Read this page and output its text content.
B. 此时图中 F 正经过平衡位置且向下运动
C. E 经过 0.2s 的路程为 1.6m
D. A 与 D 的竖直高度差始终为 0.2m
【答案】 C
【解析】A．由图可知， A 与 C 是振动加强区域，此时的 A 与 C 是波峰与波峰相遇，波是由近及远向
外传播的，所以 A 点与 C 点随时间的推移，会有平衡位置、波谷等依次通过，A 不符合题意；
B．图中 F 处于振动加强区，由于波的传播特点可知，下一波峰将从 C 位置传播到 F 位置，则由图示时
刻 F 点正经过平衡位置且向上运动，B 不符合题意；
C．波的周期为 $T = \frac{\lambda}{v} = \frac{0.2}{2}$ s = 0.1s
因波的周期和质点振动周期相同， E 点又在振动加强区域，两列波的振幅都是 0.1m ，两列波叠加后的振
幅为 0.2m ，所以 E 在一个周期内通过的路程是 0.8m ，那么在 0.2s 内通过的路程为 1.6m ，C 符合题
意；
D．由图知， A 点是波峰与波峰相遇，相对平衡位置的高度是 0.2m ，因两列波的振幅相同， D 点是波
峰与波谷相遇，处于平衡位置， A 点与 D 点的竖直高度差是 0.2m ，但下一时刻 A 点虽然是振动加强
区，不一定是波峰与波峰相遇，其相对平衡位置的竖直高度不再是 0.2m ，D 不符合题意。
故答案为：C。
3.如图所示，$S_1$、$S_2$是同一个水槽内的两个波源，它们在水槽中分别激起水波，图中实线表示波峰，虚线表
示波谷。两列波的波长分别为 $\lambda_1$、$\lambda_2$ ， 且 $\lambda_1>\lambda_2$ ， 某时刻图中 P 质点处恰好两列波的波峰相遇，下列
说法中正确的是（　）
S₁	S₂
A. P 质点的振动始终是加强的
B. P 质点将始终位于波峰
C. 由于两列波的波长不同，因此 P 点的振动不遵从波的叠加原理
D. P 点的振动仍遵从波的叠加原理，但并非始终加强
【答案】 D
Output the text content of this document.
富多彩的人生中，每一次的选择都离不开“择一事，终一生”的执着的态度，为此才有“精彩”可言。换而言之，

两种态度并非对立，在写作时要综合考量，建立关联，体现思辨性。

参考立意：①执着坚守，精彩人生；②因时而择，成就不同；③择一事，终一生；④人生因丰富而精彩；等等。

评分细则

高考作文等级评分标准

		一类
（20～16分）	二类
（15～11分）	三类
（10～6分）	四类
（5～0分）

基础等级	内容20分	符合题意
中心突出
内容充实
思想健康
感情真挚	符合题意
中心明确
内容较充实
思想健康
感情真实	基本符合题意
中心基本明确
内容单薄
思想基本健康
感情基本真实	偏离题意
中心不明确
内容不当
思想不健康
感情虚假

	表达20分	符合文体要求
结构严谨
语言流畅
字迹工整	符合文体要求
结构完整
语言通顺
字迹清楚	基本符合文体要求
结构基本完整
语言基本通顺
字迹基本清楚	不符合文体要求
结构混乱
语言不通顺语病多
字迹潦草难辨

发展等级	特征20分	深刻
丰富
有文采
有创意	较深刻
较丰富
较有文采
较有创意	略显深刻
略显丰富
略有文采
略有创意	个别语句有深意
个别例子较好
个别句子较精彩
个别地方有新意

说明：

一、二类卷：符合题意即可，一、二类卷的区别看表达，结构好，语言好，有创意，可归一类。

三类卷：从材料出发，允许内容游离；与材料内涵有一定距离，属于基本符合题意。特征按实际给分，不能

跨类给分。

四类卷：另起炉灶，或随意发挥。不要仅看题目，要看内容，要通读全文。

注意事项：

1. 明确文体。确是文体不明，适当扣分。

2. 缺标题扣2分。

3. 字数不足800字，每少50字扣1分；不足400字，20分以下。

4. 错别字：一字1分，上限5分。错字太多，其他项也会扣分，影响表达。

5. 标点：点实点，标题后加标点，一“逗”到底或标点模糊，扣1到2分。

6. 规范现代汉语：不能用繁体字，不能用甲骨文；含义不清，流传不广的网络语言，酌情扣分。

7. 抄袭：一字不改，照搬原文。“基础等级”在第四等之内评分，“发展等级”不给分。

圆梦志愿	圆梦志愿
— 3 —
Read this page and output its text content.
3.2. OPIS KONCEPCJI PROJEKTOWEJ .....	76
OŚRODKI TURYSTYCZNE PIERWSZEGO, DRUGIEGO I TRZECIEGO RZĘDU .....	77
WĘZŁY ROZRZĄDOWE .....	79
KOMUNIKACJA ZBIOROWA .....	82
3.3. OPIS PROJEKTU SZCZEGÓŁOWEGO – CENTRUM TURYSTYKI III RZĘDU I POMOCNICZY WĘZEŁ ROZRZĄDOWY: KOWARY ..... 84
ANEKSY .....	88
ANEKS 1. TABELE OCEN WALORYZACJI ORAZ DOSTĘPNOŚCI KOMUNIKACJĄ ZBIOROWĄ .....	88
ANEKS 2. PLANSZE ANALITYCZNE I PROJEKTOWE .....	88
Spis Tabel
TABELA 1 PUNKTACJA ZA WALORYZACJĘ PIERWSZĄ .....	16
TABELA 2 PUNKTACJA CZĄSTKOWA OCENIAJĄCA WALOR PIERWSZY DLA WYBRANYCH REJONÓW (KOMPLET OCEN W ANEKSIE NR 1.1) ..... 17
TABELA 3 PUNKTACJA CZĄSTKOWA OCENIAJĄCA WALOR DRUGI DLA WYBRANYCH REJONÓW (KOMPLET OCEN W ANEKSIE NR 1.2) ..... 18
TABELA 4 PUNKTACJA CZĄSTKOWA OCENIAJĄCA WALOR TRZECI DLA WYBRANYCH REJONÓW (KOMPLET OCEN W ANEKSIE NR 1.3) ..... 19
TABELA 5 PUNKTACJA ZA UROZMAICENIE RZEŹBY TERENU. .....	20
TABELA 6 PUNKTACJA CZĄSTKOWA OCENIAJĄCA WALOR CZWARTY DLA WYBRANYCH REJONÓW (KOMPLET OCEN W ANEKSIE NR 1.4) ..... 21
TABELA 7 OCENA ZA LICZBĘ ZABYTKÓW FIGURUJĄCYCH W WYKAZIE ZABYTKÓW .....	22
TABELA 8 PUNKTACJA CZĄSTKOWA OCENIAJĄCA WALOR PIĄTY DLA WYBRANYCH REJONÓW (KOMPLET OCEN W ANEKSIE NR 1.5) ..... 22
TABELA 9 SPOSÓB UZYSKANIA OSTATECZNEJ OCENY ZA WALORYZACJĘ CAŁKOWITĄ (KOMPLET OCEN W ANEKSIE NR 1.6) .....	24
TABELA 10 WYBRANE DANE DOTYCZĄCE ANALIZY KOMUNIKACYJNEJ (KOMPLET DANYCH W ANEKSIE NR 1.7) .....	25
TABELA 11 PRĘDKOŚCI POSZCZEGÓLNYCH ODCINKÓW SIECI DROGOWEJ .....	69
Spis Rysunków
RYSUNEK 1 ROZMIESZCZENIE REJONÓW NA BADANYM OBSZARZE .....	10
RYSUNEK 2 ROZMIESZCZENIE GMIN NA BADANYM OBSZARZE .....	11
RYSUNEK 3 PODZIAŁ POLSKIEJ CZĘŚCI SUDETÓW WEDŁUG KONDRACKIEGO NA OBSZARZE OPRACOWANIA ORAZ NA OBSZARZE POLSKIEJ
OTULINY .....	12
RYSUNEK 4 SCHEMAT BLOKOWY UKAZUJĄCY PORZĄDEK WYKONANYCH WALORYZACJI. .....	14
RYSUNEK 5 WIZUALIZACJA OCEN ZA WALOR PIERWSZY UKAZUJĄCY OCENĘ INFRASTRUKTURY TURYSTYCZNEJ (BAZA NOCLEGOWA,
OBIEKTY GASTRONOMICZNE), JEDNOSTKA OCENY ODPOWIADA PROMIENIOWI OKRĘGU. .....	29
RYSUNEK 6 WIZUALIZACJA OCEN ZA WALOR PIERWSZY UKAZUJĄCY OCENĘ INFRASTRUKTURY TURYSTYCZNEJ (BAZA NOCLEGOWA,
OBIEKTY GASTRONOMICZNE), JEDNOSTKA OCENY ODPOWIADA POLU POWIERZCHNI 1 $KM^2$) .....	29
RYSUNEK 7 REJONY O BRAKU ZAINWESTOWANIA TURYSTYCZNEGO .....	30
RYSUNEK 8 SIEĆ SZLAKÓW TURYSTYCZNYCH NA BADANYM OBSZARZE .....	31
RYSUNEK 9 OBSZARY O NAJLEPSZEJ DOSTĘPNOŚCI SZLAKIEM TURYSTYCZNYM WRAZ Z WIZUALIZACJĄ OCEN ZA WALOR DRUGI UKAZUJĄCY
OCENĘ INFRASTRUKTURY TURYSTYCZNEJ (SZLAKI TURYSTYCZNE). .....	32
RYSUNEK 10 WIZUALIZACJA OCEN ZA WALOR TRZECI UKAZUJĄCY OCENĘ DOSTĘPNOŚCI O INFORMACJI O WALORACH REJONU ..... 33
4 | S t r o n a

- PROBLEM TO WORK ON
Go through the material above and copy each line that has the word "GASTRONOMICZNE".

- FINISHED TASK
OBIEKTY GASTRONOMICZNE), JEDNOSTKA OCENY ODPOWIADA PROMIENIOWI OKRĘGU. .....	29
OBIEKTY GASTRONOMICZNE), JEDNOSTKA OCENY ODPOWIADA POLU POWIERZCHNI 1 $KM^2$) .....	29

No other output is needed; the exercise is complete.